# What is expected
Please reproduce the lines below word for word, omitting the pictures.
------ Data provided
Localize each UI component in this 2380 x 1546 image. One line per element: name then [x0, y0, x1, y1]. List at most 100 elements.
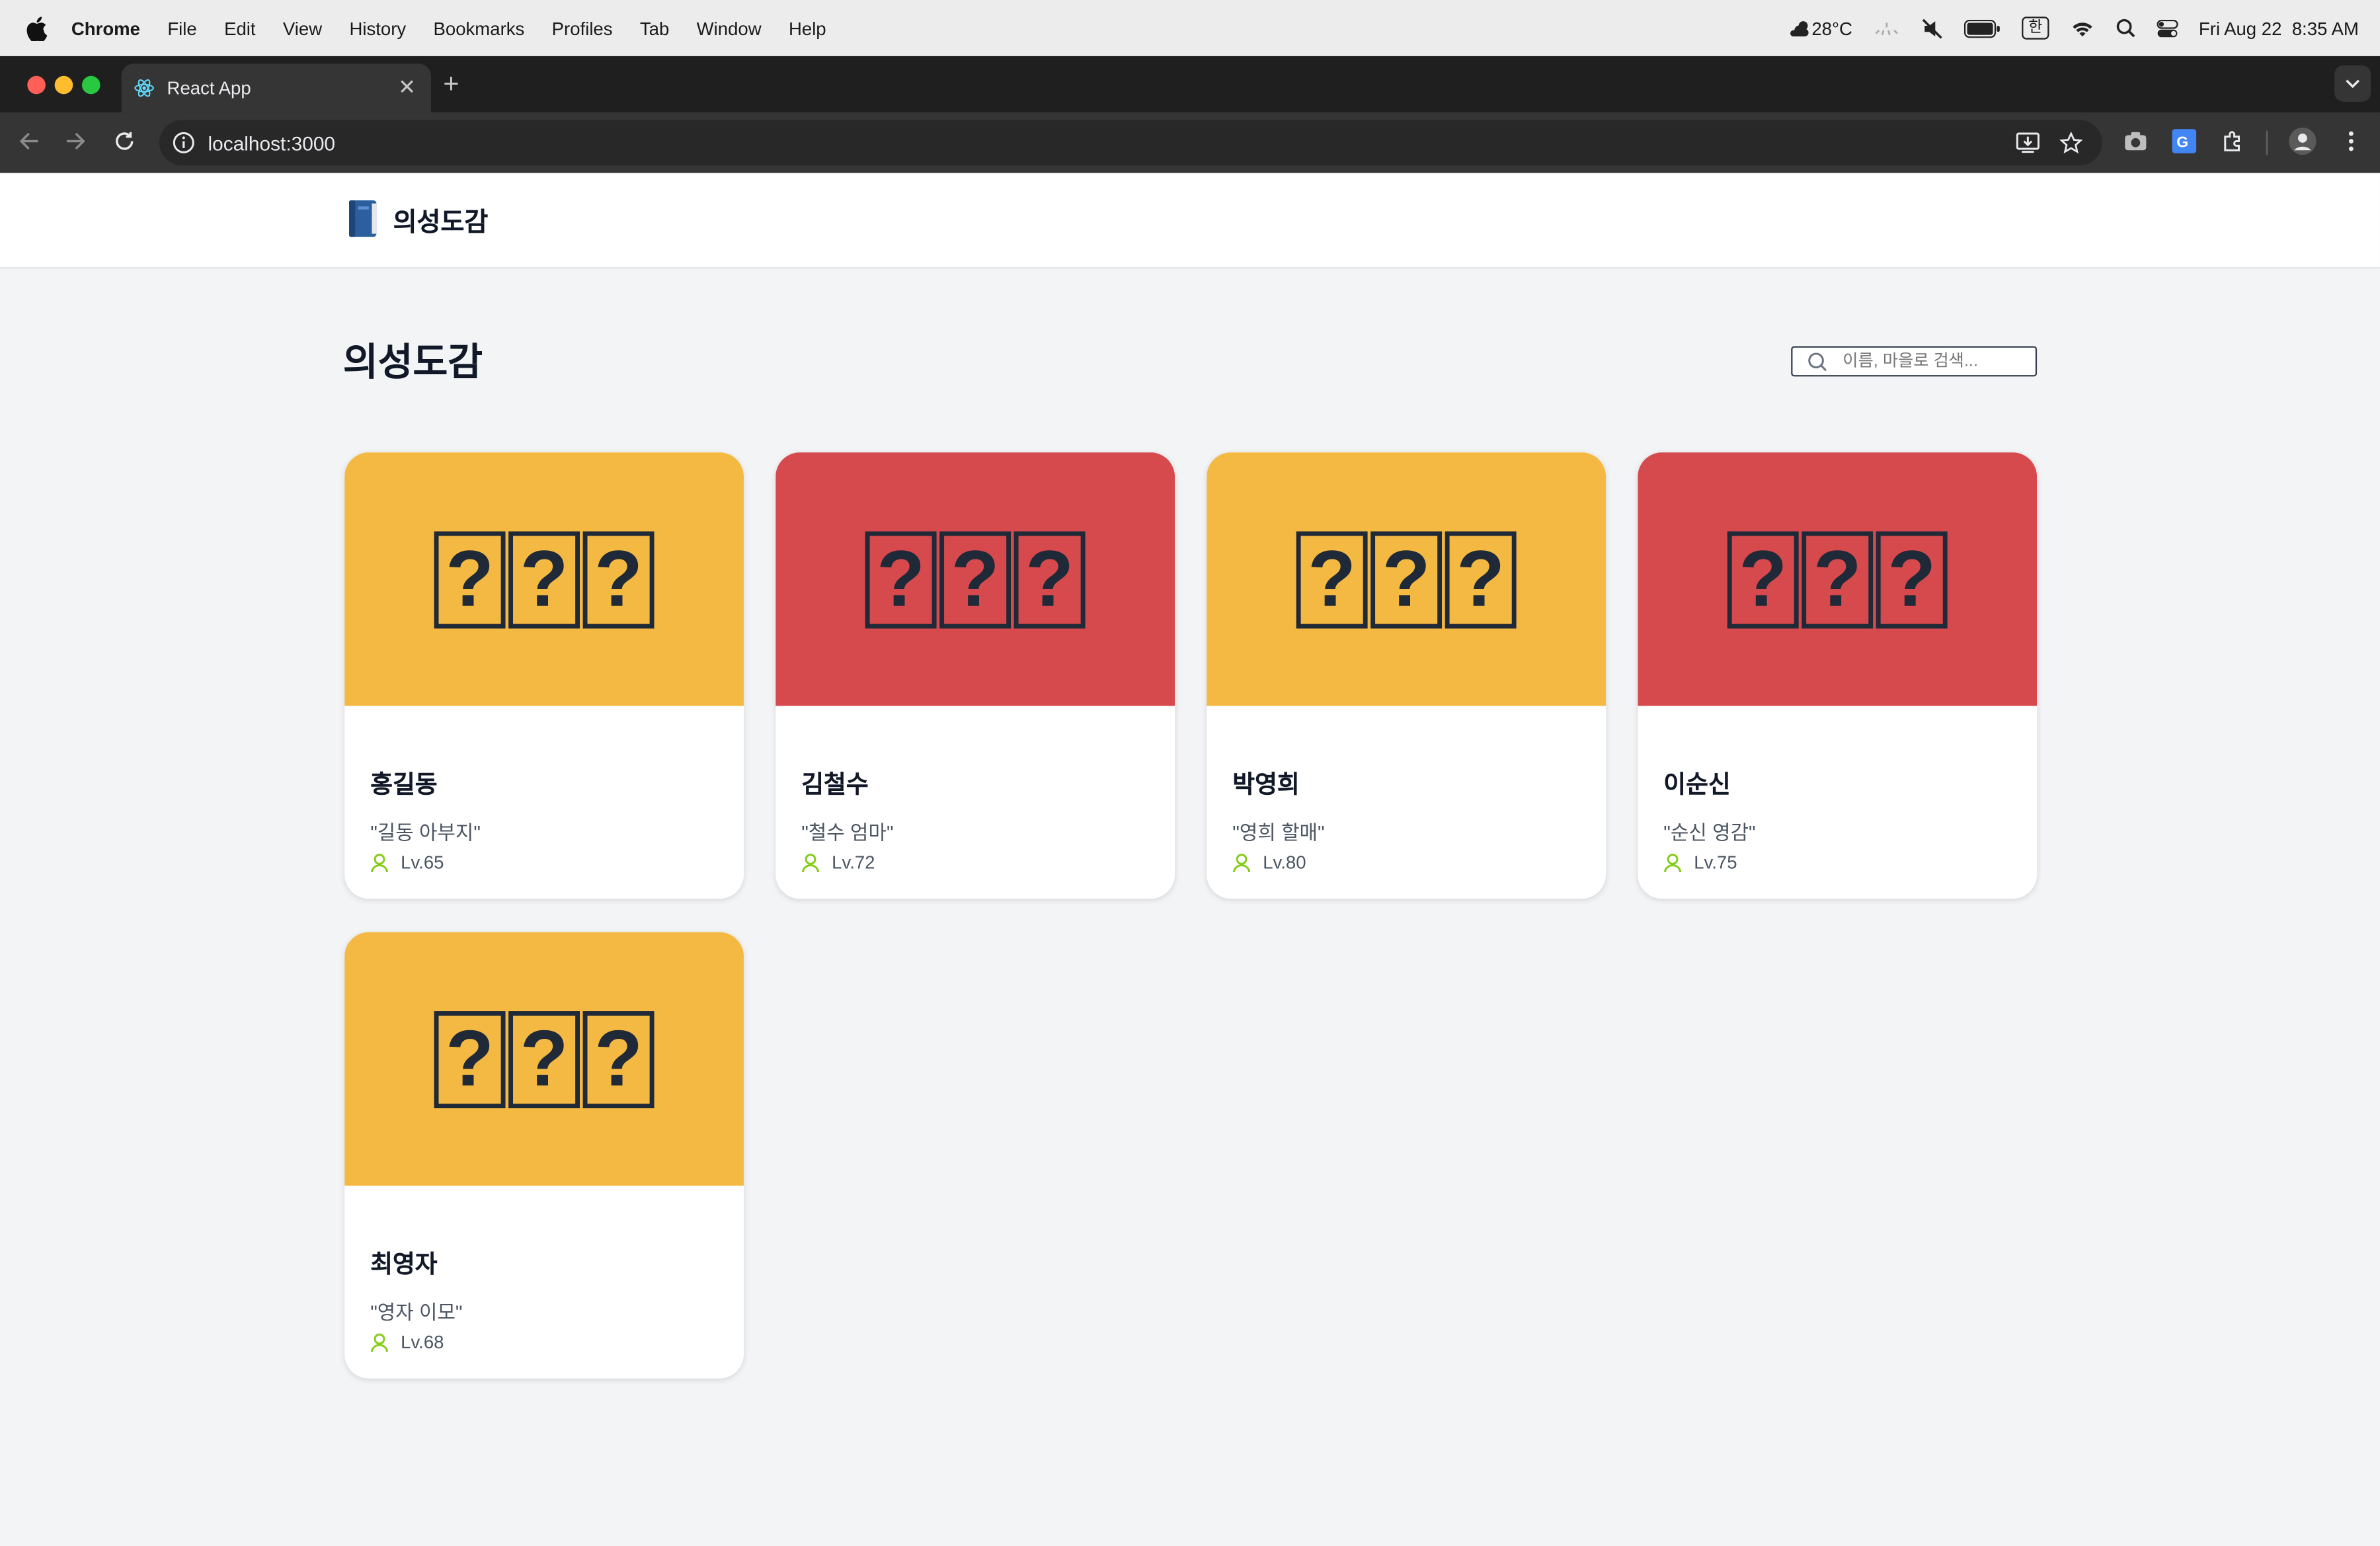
card-name: 홍길동 — [370, 772, 438, 799]
menu-tab[interactable]: Tab — [640, 17, 669, 38]
screenshot-extension-icon[interactable] — [2122, 128, 2149, 155]
card-level: Lv.68 — [370, 1332, 444, 1353]
tab-close-icon[interactable]: ✕ — [398, 76, 416, 97]
mystery-box: ? — [434, 530, 506, 628]
card-banner: ? ? ? — [344, 932, 744, 1186]
card-name: 김철수 — [801, 772, 869, 799]
extensions-puzzle-icon[interactable] — [2219, 128, 2246, 155]
character-card[interactable]: ? ? ? 이순신 "순신 영감" Lv.75 — [1638, 452, 2038, 899]
mystery-box: ? — [582, 530, 654, 628]
person-icon — [370, 1332, 389, 1352]
card-banner: ? ? ? — [1207, 452, 1606, 706]
react-logo-icon — [134, 77, 155, 99]
install-app-icon[interactable] — [2014, 129, 2042, 156]
wifi-icon[interactable] — [2070, 19, 2094, 38]
translate-extension-icon[interactable]: G — [2170, 128, 2198, 155]
card-level: Lv.80 — [1232, 852, 1306, 873]
toolbar-divider — [2266, 130, 2268, 155]
new-tab-button[interactable]: + — [443, 70, 459, 97]
tab-react-app[interactable]: React App ✕ — [121, 63, 432, 112]
menu-window[interactable]: Window — [697, 17, 762, 38]
character-card[interactable]: ? ? ? 최영자 "영자 이모" Lv.68 — [344, 932, 744, 1379]
arrow-left-icon — [19, 132, 38, 150]
browser-toolbar: localhost:3000 G — [0, 112, 2380, 173]
card-level-text: Lv.75 — [1694, 852, 1737, 874]
menu-edit[interactable]: Edit — [224, 17, 255, 38]
mystery-box: ? — [1296, 530, 1368, 628]
card-nickname: "길동 아부지" — [370, 821, 481, 844]
search-box[interactable] — [1791, 346, 2038, 377]
input-source-label: 한 — [2022, 17, 2049, 40]
weather-widget[interactable]: 28°C — [1788, 17, 1852, 39]
card-level: Lv.65 — [370, 852, 444, 873]
card-nickname: "영자 이모" — [370, 1301, 463, 1324]
partly-cloudy-icon — [1790, 20, 1808, 36]
menu-help[interactable]: Help — [789, 17, 826, 38]
menu-file[interactable]: File — [167, 17, 196, 38]
menu-chrome[interactable]: Chrome — [71, 17, 140, 38]
tab-search-button[interactable] — [2334, 65, 2371, 102]
weather-temperature: 28°C — [1811, 17, 1852, 39]
profile-avatar-icon[interactable] — [2289, 127, 2317, 155]
book-icon — [344, 199, 381, 239]
card-level-text: Lv.80 — [1263, 852, 1306, 874]
mystery-box: ? — [865, 530, 937, 628]
back-button[interactable] — [14, 126, 44, 157]
mystery-box: ? — [1013, 530, 1086, 628]
search-input[interactable] — [1843, 352, 2025, 371]
mystery-box: ? — [1727, 530, 1799, 628]
window-minimize-button[interactable] — [54, 75, 73, 95]
mystery-box: ? — [1370, 530, 1443, 628]
reload-button[interactable] — [109, 126, 139, 157]
mystery-box: ? — [1802, 530, 1874, 628]
tab-title: React App — [167, 77, 251, 99]
control-center-icon[interactable] — [2156, 19, 2178, 38]
input-source-indicator[interactable]: 한 — [2022, 17, 2049, 40]
person-icon — [1663, 852, 1682, 872]
menu-bookmarks[interactable]: Bookmarks — [434, 17, 525, 38]
mystery-box: ? — [582, 1010, 654, 1108]
card-banner: ? ? ? — [1638, 452, 2038, 706]
window-zoom-button[interactable] — [81, 75, 100, 95]
address-bar[interactable]: localhost:3000 — [159, 120, 2102, 166]
person-icon — [801, 852, 820, 872]
menubar-clock[interactable]: Fri Aug 22 8:35 AM — [2199, 17, 2359, 38]
card-name: 최영자 — [370, 1252, 438, 1279]
menu-view[interactable]: View — [283, 17, 322, 38]
browser-window-chrome: React App ✕ + localhost:3000 G — [0, 56, 2380, 173]
card-level-text: Lv.65 — [401, 852, 444, 874]
loading-spinner-icon[interactable] — [1874, 20, 1901, 36]
card-nickname: "순신 영감" — [1663, 821, 1756, 844]
card-name: 박영희 — [1232, 772, 1300, 799]
svg-text:G: G — [2176, 134, 2188, 151]
web-page: 의성도감 의성도감 ? ? ? 홍길동 "길동 아부지" Lv.65 — [0, 173, 2380, 1546]
battery-icon[interactable] — [1964, 19, 2001, 38]
bookmark-star-icon[interactable] — [2057, 129, 2084, 156]
apple-logo-icon[interactable] — [26, 16, 50, 40]
menubar-status-area: 28°C 한 Fri Aug 22 8:35 AM — [1788, 0, 2359, 56]
character-card[interactable]: ? ? ? 박영희 "영희 할매" Lv.80 — [1207, 452, 1606, 899]
character-card[interactable]: ? ? ? 홍길동 "길동 아부지" Lv.65 — [344, 452, 744, 899]
menu-profiles[interactable]: Profiles — [552, 17, 613, 38]
card-nickname: "영희 할매" — [1232, 821, 1325, 844]
card-name: 이순신 — [1663, 772, 1731, 799]
spotlight-search-icon[interactable] — [2116, 19, 2135, 38]
chevron-down-icon — [2346, 79, 2360, 89]
brand-logo[interactable]: 의성도감 — [344, 199, 488, 239]
window-close-button[interactable] — [27, 75, 46, 95]
brand-title: 의성도감 — [393, 207, 489, 237]
card-level-text: Lv.72 — [832, 852, 875, 874]
mystery-box: ? — [508, 1010, 580, 1108]
chrome-menu-icon[interactable] — [2338, 128, 2365, 155]
site-info-icon[interactable] — [171, 130, 196, 155]
mystery-box: ? — [1876, 530, 1948, 628]
card-banner: ? ? ? — [344, 452, 744, 706]
mystery-box: ? — [434, 1010, 506, 1108]
arrow-right-icon — [67, 132, 85, 150]
mute-icon[interactable] — [1923, 17, 1944, 38]
forward-button[interactable] — [61, 126, 91, 157]
character-card[interactable]: ? ? ? 김철수 "철수 엄마" Lv.72 — [775, 452, 1175, 899]
menu-history[interactable]: History — [349, 17, 406, 38]
mystery-box: ? — [939, 530, 1012, 628]
person-icon — [370, 852, 389, 872]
------------
# Final result
Localize each UI component in this 2380 x 1546 image. One line per element: name then [x0, y0, x1, y1]. List at most 100 elements.
card-name: 홍길동 — [370, 772, 438, 799]
menu-tab[interactable]: Tab — [640, 17, 669, 38]
screenshot-extension-icon[interactable] — [2122, 128, 2149, 155]
card-level: Lv.68 — [370, 1332, 444, 1353]
tab-close-icon[interactable]: ✕ — [398, 76, 416, 97]
mystery-box: ? — [434, 530, 506, 628]
card-banner: ? ? ? — [344, 932, 744, 1186]
card-name: 김철수 — [801, 772, 869, 799]
extensions-puzzle-icon[interactable] — [2219, 128, 2246, 155]
character-card[interactable]: ? ? ? 이순신 "순신 영감" Lv.75 — [1638, 452, 2038, 899]
mystery-box: ? — [582, 530, 654, 628]
person-icon — [370, 1332, 389, 1352]
card-banner: ? ? ? — [1207, 452, 1606, 706]
react-logo-icon — [134, 77, 155, 99]
install-app-icon[interactable] — [2014, 129, 2042, 156]
wifi-icon[interactable] — [2070, 19, 2094, 38]
translate-extension-icon[interactable]: G — [2170, 128, 2198, 155]
card-level: Lv.80 — [1232, 852, 1306, 873]
toolbar-divider — [2266, 130, 2268, 155]
new-tab-button[interactable]: + — [443, 70, 459, 97]
tab-react-app[interactable]: React App ✕ — [121, 63, 432, 112]
menu-window[interactable]: Window — [697, 17, 762, 38]
character-card[interactable]: ? ? ? 최영자 "영자 이모" Lv.68 — [344, 932, 744, 1379]
arrow-left-icon — [19, 132, 38, 150]
browser-toolbar: localhost:3000 G — [0, 112, 2380, 173]
card-level-text: Lv.75 — [1694, 852, 1737, 874]
menu-edit[interactable]: Edit — [224, 17, 255, 38]
mystery-box: ? — [1296, 530, 1368, 628]
card-nickname: "길동 아부지" — [370, 821, 481, 844]
search-box[interactable] — [1791, 346, 2038, 377]
input-source-label: 한 — [2022, 17, 2049, 40]
weather-widget[interactable]: 28°C — [1788, 17, 1852, 39]
card-level: Lv.65 — [370, 852, 444, 873]
card-nickname: "영자 이모" — [370, 1301, 463, 1324]
partly-cloudy-icon — [1790, 20, 1808, 36]
menu-help[interactable]: Help — [789, 17, 826, 38]
menu-file[interactable]: File — [167, 17, 196, 38]
menu-chrome[interactable]: Chrome — [71, 17, 140, 38]
tab-search-button[interactable] — [2334, 65, 2371, 102]
weather-temperature: 28°C — [1811, 17, 1852, 39]
profile-avatar-icon[interactable] — [2289, 127, 2317, 155]
book-icon — [344, 199, 381, 239]
card-level-text: Lv.80 — [1263, 852, 1306, 874]
mystery-box: ? — [865, 530, 937, 628]
back-button[interactable] — [14, 126, 44, 157]
mystery-box: ? — [1013, 530, 1086, 628]
search-input[interactable] — [1843, 352, 2025, 371]
mystery-box: ? — [1727, 530, 1799, 628]
window-minimize-button[interactable] — [54, 75, 73, 95]
mystery-box: ? — [1370, 530, 1443, 628]
reload-button[interactable] — [109, 126, 139, 157]
mystery-box: ? — [1802, 530, 1874, 628]
tab-title: React App — [167, 77, 251, 99]
control-center-icon[interactable] — [2156, 19, 2178, 38]
input-source-indicator[interactable]: 한 — [2022, 17, 2049, 40]
person-icon — [1663, 852, 1682, 872]
menu-bookmarks[interactable]: Bookmarks — [434, 17, 525, 38]
mystery-box: ? — [582, 1010, 654, 1108]
card-banner: ? ? ? — [1638, 452, 2038, 706]
window-zoom-button[interactable] — [81, 75, 100, 95]
address-bar[interactable]: localhost:3000 — [159, 120, 2102, 166]
person-icon — [801, 852, 820, 872]
menubar-clock[interactable]: Fri Aug 22 8:35 AM — [2199, 17, 2359, 38]
card-name: 최영자 — [370, 1252, 438, 1279]
menu-view[interactable]: View — [283, 17, 322, 38]
browser-window-chrome: React App ✕ + localhost:3000 G — [0, 56, 2380, 173]
card-level-text: Lv.65 — [401, 852, 444, 874]
loading-spinner-icon[interactable] — [1874, 20, 1901, 36]
card-nickname: "순신 영감" — [1663, 821, 1756, 844]
card-name: 박영희 — [1232, 772, 1300, 799]
svg-text:G: G — [2176, 134, 2188, 151]
web-page: 의성도감 의성도감 ? ? ? 홍길동 "길동 아부지" Lv.65 — [0, 173, 2380, 1546]
battery-icon[interactable] — [1964, 19, 2001, 38]
bookmark-star-icon[interactable] — [2057, 129, 2084, 156]
apple-logo-icon[interactable] — [26, 16, 50, 40]
menubar-status-area: 28°C 한 Fri Aug 22 8:35 AM — [1788, 0, 2359, 56]
character-card[interactable]: ? ? ? 박영희 "영희 할매" Lv.80 — [1207, 452, 1606, 899]
character-card[interactable]: ? ? ? 홍길동 "길동 아부지" Lv.65 — [344, 452, 744, 899]
menu-profiles[interactable]: Profiles — [552, 17, 613, 38]
card-nickname: "영희 할매" — [1232, 821, 1325, 844]
card-name: 이순신 — [1663, 772, 1731, 799]
spotlight-search-icon[interactable] — [2116, 19, 2135, 38]
chevron-down-icon — [2346, 79, 2360, 89]
brand-logo[interactable]: 의성도감 — [344, 199, 488, 239]
window-close-button[interactable] — [27, 75, 46, 95]
brand-title: 의성도감 — [393, 207, 489, 237]
card-level-text: Lv.72 — [832, 852, 875, 874]
mystery-box: ? — [508, 1010, 580, 1108]
chrome-menu-icon[interactable] — [2338, 128, 2365, 155]
site-info-icon[interactable] — [171, 130, 196, 155]
mystery-box: ? — [1876, 530, 1948, 628]
card-banner: ? ? ? — [344, 452, 744, 706]
mystery-box: ? — [434, 1010, 506, 1108]
arrow-right-icon — [67, 132, 85, 150]
mute-icon[interactable] — [1923, 17, 1944, 38]
forward-button[interactable] — [61, 126, 91, 157]
character-card[interactable]: ? ? ? 김철수 "철수 엄마" Lv.72 — [775, 452, 1175, 899]
menu-history[interactable]: History — [349, 17, 406, 38]
mystery-box: ? — [939, 530, 1012, 628]
person-icon — [370, 852, 389, 872]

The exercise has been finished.